⟨

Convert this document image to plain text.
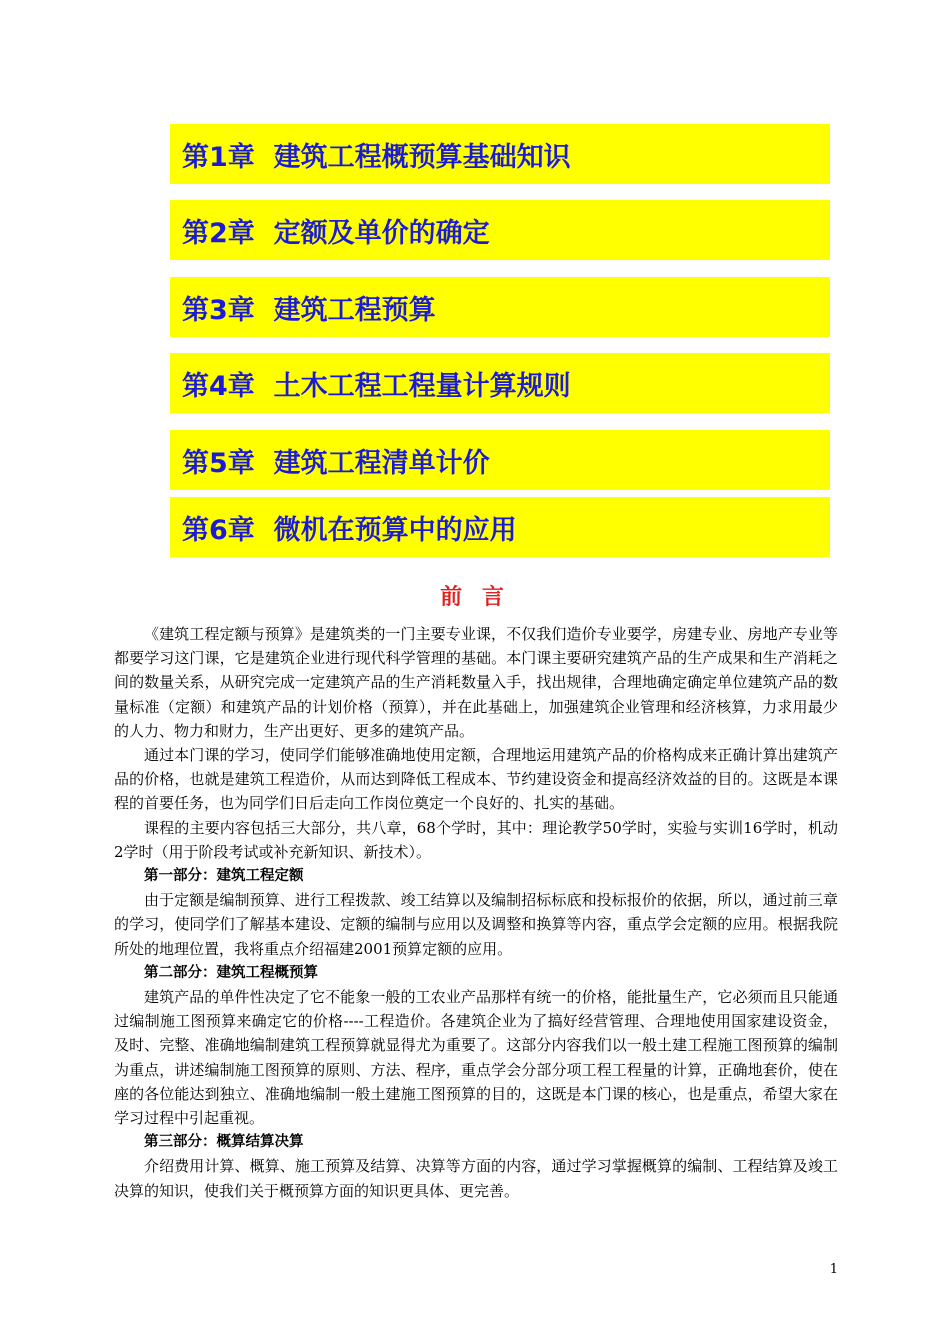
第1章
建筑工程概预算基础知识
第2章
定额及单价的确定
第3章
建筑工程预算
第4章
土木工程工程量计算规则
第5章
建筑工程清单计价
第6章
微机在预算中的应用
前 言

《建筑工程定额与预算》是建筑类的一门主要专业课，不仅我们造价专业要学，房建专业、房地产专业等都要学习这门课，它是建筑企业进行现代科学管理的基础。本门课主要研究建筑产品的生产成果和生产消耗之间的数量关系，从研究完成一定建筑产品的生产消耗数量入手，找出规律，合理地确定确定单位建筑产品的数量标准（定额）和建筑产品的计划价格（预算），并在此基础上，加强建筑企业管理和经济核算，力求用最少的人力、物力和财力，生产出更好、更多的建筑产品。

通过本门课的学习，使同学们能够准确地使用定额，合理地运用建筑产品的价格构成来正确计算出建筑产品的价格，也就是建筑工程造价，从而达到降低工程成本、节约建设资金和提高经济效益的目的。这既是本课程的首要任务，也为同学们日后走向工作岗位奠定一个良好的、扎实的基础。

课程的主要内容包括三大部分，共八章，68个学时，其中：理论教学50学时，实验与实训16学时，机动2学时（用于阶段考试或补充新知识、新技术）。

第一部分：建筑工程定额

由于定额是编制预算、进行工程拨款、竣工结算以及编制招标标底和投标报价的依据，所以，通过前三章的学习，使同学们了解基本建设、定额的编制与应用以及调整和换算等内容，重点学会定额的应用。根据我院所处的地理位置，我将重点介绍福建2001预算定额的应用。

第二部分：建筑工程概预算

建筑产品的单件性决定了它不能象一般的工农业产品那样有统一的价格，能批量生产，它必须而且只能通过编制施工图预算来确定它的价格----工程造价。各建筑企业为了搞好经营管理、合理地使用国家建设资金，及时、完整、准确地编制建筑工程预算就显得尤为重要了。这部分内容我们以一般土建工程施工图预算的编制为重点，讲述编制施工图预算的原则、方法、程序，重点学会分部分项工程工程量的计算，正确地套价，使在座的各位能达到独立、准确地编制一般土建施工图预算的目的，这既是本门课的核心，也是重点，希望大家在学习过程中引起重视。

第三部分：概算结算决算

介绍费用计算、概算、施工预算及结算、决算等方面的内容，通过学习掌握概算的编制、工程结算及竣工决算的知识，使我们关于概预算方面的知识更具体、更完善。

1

⟩
⟨

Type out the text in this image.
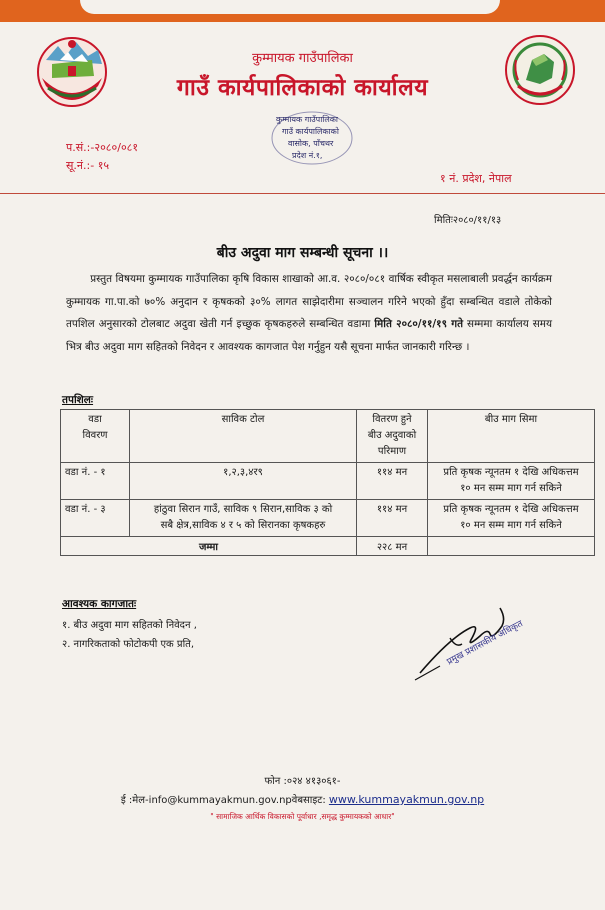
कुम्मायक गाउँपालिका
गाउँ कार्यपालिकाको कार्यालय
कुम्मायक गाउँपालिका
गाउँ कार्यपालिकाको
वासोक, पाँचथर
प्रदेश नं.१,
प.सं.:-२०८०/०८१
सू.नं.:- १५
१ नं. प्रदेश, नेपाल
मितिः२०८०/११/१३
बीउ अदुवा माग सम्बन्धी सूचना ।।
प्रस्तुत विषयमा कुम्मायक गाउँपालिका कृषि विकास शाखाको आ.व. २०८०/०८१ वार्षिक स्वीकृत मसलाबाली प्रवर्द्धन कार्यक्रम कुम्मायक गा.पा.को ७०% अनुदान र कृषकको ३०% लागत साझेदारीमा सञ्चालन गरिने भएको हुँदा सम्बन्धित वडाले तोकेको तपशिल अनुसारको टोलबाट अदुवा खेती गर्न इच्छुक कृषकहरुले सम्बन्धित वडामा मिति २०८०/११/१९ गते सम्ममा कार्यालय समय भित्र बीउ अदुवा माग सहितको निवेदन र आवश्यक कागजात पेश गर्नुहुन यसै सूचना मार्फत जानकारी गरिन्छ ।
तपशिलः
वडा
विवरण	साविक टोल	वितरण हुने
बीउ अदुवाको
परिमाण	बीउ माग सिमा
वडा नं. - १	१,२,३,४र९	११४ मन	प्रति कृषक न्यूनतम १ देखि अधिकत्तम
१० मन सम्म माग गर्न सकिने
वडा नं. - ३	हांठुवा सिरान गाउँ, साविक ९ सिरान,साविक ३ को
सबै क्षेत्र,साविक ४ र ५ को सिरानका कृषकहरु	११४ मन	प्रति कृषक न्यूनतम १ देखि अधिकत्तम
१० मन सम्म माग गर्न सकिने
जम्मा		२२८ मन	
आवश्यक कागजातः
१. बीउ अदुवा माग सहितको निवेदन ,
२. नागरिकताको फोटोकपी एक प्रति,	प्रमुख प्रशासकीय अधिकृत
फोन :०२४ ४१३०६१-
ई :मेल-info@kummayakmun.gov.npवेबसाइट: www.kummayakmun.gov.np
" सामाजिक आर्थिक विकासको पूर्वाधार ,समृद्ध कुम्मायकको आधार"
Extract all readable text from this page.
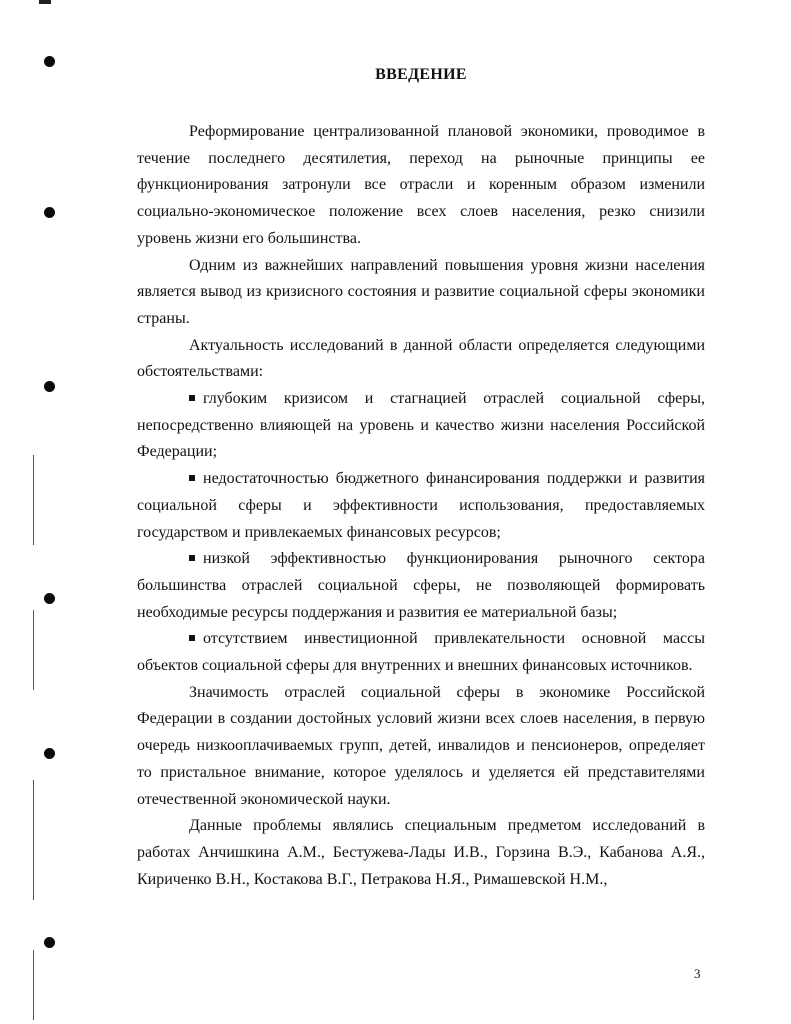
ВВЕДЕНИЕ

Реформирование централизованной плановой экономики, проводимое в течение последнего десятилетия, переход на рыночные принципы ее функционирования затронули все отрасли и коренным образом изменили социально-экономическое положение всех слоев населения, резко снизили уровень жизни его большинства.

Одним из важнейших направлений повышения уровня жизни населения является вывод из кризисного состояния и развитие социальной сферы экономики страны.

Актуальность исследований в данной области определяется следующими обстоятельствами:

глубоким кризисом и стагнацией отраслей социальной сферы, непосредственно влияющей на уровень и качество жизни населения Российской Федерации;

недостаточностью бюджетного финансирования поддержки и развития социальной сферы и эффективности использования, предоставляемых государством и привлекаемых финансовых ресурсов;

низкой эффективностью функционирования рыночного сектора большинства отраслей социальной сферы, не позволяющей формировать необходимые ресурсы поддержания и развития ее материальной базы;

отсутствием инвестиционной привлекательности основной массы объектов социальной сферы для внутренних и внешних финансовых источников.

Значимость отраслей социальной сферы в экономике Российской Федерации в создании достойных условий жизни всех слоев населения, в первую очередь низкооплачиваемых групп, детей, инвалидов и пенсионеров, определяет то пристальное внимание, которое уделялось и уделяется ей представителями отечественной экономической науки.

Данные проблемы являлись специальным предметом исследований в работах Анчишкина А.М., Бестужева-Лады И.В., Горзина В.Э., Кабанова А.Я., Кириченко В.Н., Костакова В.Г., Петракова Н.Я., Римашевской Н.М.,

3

⟩
⟨

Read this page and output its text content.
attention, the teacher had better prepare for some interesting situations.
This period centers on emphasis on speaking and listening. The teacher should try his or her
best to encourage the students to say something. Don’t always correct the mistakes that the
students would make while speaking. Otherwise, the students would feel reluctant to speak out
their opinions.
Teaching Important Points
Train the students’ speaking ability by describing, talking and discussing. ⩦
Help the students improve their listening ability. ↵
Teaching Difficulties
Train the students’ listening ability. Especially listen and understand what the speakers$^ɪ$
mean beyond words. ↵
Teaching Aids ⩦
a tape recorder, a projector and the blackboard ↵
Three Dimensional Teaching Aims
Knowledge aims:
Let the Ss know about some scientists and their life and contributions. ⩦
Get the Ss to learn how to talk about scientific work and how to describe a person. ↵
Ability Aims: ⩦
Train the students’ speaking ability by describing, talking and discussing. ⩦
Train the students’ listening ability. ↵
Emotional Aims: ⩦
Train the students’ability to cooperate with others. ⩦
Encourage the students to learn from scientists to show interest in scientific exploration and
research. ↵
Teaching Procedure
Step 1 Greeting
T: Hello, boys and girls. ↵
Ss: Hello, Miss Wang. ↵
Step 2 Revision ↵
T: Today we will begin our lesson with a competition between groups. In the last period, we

⟩

**STATED GOAL**
Where does the word "with" appear in the listing? List each line that holds it.

**EXERCISE SOLUTION**
Train the students’ability to cooperate with others. ⩦
T: Today we will begin our lesson with a competition between groups. In the last period, we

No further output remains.